PROMPT: Copy the material word for word, from its first line through the line that contains "youth-line: 성도의교제 [806, 192, 840, 200]", with both of those lines included.
---------------
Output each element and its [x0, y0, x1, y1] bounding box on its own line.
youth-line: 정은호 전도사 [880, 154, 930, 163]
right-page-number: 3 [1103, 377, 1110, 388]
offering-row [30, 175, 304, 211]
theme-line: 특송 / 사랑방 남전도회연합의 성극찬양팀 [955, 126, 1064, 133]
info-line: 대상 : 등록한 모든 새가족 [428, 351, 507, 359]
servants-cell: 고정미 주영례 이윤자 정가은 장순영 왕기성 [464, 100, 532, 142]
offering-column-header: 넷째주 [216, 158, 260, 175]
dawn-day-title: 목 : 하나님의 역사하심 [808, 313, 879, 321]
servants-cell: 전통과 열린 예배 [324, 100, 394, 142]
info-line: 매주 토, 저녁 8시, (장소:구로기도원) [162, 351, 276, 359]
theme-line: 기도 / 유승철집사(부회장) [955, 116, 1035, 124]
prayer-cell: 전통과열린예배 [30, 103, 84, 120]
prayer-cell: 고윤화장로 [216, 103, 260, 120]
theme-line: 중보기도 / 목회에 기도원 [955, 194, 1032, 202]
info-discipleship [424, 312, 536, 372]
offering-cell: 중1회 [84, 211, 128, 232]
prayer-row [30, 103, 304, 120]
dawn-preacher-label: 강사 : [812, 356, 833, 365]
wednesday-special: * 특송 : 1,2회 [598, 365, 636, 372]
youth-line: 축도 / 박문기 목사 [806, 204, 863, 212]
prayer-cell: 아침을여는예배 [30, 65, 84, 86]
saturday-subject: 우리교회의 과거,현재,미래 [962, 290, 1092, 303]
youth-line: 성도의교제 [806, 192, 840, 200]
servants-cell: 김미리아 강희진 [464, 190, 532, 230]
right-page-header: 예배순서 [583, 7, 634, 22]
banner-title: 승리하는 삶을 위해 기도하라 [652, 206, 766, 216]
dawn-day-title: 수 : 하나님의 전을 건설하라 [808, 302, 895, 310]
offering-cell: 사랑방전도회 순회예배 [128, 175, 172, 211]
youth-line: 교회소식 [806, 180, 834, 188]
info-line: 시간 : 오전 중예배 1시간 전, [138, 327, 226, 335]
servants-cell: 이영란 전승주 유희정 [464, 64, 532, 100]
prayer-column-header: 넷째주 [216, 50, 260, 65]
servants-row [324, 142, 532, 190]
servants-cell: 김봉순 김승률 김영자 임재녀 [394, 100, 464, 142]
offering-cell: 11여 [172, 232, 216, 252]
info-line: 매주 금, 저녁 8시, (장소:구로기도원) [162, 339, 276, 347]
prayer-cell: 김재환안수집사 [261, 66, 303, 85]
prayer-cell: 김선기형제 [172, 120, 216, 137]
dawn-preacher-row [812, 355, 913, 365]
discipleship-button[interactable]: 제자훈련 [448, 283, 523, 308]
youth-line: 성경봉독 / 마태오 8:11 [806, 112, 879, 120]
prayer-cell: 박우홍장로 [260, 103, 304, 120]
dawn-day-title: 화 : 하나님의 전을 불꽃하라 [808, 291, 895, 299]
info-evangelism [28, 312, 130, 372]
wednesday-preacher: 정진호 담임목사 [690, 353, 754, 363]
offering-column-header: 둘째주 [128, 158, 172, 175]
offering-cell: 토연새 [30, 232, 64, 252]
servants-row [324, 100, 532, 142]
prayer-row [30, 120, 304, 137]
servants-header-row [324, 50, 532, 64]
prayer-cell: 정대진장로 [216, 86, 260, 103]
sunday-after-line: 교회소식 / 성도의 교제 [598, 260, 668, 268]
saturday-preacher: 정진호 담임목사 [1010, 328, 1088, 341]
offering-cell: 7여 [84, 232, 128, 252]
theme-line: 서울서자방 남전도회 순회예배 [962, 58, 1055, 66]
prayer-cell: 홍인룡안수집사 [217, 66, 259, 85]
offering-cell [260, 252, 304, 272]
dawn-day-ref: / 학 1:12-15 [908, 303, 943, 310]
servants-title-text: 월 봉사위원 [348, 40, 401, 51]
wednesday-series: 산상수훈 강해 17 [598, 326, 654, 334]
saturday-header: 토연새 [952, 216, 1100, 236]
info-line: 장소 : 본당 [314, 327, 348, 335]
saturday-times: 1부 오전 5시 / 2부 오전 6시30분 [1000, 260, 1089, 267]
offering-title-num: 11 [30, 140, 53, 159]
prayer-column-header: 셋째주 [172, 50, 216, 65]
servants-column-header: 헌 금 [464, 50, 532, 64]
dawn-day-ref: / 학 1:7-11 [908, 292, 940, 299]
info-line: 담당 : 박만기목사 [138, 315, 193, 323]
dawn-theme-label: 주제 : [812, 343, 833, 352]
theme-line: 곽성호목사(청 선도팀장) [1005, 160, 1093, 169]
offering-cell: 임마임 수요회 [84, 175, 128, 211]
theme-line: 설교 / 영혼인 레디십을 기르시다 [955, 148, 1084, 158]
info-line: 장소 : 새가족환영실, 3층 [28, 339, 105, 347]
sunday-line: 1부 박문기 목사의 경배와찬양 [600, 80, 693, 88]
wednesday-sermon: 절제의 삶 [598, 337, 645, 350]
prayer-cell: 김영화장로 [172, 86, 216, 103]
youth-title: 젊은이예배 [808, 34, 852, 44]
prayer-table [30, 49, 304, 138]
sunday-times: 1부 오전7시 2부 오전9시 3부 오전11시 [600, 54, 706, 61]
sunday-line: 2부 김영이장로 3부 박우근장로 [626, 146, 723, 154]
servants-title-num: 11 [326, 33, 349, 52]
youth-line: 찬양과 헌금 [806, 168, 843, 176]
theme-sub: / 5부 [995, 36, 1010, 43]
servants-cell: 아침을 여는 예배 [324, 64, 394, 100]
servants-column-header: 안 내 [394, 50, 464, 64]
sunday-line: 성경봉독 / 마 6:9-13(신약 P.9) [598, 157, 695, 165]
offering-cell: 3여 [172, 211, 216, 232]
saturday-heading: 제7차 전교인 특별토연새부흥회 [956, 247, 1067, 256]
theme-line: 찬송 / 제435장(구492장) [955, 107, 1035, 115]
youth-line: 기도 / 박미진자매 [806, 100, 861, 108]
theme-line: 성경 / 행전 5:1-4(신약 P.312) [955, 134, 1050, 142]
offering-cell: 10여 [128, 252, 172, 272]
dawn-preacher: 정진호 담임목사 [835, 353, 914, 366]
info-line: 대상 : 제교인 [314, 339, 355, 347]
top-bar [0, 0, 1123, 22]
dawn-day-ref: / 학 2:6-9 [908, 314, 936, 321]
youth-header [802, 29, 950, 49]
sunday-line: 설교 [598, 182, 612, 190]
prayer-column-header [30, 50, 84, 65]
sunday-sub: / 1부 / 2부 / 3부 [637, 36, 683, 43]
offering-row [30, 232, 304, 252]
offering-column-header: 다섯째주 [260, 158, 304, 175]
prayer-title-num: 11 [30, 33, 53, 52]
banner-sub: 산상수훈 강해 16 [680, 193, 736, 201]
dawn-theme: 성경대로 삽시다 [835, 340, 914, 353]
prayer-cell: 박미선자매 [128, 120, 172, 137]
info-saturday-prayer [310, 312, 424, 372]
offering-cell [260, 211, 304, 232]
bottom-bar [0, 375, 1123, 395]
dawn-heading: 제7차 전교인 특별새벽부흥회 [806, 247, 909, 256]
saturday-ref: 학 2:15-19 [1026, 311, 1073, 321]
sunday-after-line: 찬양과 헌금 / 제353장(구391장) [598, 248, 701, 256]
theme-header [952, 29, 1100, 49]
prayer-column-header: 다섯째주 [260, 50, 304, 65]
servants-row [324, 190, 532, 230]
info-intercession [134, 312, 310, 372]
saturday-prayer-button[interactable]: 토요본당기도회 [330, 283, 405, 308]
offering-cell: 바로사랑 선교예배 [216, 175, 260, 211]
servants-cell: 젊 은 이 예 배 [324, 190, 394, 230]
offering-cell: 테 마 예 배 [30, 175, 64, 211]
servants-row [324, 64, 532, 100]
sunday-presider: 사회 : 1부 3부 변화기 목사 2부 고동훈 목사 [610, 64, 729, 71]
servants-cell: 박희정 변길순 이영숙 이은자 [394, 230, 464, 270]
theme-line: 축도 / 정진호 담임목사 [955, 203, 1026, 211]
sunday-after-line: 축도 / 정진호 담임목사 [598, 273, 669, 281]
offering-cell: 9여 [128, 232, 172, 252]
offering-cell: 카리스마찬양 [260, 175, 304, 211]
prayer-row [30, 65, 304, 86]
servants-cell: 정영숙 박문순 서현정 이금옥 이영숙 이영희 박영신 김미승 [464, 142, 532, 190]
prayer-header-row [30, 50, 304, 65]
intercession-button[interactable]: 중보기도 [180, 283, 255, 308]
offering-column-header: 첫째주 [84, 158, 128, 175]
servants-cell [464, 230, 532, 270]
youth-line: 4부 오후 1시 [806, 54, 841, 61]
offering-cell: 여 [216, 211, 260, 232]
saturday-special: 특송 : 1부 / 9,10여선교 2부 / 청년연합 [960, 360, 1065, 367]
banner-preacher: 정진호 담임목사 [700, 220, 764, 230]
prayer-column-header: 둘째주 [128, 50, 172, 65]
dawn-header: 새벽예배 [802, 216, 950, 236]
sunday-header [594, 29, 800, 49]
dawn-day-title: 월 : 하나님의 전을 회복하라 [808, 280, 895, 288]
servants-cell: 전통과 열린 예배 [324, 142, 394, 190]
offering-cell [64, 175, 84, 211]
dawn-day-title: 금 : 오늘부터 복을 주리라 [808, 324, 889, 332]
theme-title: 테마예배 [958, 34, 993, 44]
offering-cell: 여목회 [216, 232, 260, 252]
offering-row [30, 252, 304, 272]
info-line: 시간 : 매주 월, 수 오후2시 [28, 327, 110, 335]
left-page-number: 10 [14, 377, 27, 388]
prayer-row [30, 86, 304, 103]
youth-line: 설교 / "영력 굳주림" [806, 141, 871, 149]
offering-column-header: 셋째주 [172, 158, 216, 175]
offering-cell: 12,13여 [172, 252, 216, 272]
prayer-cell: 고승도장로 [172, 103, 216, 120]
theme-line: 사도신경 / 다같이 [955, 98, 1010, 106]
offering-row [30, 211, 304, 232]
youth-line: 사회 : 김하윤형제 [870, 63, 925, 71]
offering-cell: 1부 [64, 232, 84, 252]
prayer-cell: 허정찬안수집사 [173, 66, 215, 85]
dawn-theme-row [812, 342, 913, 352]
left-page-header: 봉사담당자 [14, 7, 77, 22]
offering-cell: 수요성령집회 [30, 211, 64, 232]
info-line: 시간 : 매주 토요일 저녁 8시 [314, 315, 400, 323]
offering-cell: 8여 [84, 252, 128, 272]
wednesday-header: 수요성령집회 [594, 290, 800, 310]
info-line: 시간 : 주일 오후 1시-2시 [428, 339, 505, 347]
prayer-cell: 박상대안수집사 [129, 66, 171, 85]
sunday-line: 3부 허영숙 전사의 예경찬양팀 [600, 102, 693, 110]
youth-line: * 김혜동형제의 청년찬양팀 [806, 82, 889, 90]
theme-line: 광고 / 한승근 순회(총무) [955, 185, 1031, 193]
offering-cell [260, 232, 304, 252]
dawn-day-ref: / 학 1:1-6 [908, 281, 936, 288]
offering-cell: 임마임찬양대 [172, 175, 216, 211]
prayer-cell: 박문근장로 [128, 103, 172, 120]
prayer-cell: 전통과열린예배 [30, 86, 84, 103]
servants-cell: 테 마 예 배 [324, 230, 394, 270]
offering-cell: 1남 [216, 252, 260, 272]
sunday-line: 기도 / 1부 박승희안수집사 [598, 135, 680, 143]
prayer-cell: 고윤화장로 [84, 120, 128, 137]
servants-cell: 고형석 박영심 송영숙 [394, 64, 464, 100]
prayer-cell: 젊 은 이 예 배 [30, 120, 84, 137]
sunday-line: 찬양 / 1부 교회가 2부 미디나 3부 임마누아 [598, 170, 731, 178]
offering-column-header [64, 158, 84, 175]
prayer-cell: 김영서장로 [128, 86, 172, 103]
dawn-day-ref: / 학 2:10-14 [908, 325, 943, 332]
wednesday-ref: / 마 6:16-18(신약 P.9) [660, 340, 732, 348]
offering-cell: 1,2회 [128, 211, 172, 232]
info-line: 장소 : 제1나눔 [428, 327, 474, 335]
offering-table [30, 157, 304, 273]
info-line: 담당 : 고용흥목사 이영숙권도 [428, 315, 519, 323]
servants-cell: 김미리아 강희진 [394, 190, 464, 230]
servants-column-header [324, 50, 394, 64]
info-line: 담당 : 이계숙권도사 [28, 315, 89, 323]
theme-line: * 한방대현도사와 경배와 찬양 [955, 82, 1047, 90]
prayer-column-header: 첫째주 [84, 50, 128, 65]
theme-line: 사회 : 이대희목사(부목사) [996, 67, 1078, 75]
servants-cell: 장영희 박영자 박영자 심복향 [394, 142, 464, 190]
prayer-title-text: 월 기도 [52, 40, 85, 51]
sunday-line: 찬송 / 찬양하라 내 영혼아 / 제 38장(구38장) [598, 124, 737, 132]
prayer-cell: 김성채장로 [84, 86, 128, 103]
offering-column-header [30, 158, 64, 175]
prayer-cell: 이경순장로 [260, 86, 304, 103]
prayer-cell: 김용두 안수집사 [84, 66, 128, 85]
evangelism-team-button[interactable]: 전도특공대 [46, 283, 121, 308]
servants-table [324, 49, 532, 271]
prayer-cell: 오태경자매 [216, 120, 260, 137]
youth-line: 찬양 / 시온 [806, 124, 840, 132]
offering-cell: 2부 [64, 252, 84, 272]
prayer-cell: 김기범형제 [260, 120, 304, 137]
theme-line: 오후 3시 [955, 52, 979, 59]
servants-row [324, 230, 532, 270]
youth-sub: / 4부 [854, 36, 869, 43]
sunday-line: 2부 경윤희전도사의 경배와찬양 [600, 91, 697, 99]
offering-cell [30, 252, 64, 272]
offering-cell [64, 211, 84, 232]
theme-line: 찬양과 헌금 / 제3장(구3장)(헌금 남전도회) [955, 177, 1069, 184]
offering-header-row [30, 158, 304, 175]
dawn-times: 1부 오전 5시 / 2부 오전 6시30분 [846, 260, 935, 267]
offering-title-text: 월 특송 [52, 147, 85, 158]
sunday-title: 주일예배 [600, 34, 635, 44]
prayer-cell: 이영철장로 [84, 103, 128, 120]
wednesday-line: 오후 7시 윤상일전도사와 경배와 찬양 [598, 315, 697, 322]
---------------
TASK SOLUTION:
Output each element and its [x0, y0, x1, y1] bounding box on its own line.
youth-line: 정은호 전도사 [880, 154, 930, 163]
right-page-number: 3 [1103, 377, 1110, 388]
offering-row [30, 175, 304, 211]
theme-line: 특송 / 사랑방 남전도회연합의 성극찬양팀 [955, 126, 1064, 133]
info-line: 대상 : 등록한 모든 새가족 [428, 351, 507, 359]
servants-cell: 고정미 주영례 이윤자 정가은 장순영 왕기성 [464, 100, 532, 142]
offering-column-header: 넷째주 [216, 158, 260, 175]
dawn-day-title: 목 : 하나님의 역사하심 [808, 313, 879, 321]
servants-cell: 전통과 열린 예배 [324, 100, 394, 142]
info-line: 매주 토, 저녁 8시, (장소:구로기도원) [162, 351, 276, 359]
theme-line: 기도 / 유승철집사(부회장) [955, 116, 1035, 124]
prayer-cell: 전통과열린예배 [30, 103, 84, 120]
prayer-cell: 고윤화장로 [216, 103, 260, 120]
theme-line: 중보기도 / 목회에 기도원 [955, 194, 1032, 202]
info-discipleship [424, 312, 536, 372]
offering-cell: 중1회 [84, 211, 128, 232]
prayer-row [30, 103, 304, 120]
dawn-preacher-label: 강사 : [812, 356, 833, 365]
wednesday-special: * 특송 : 1,2회 [598, 365, 636, 372]
youth-line: 축도 / 박문기 목사 [806, 204, 863, 212]
prayer-cell: 아침을여는예배 [30, 65, 84, 86]
saturday-subject: 우리교회의 과거,현재,미래 [962, 290, 1092, 303]
youth-line: 성도의교제 [806, 192, 840, 200]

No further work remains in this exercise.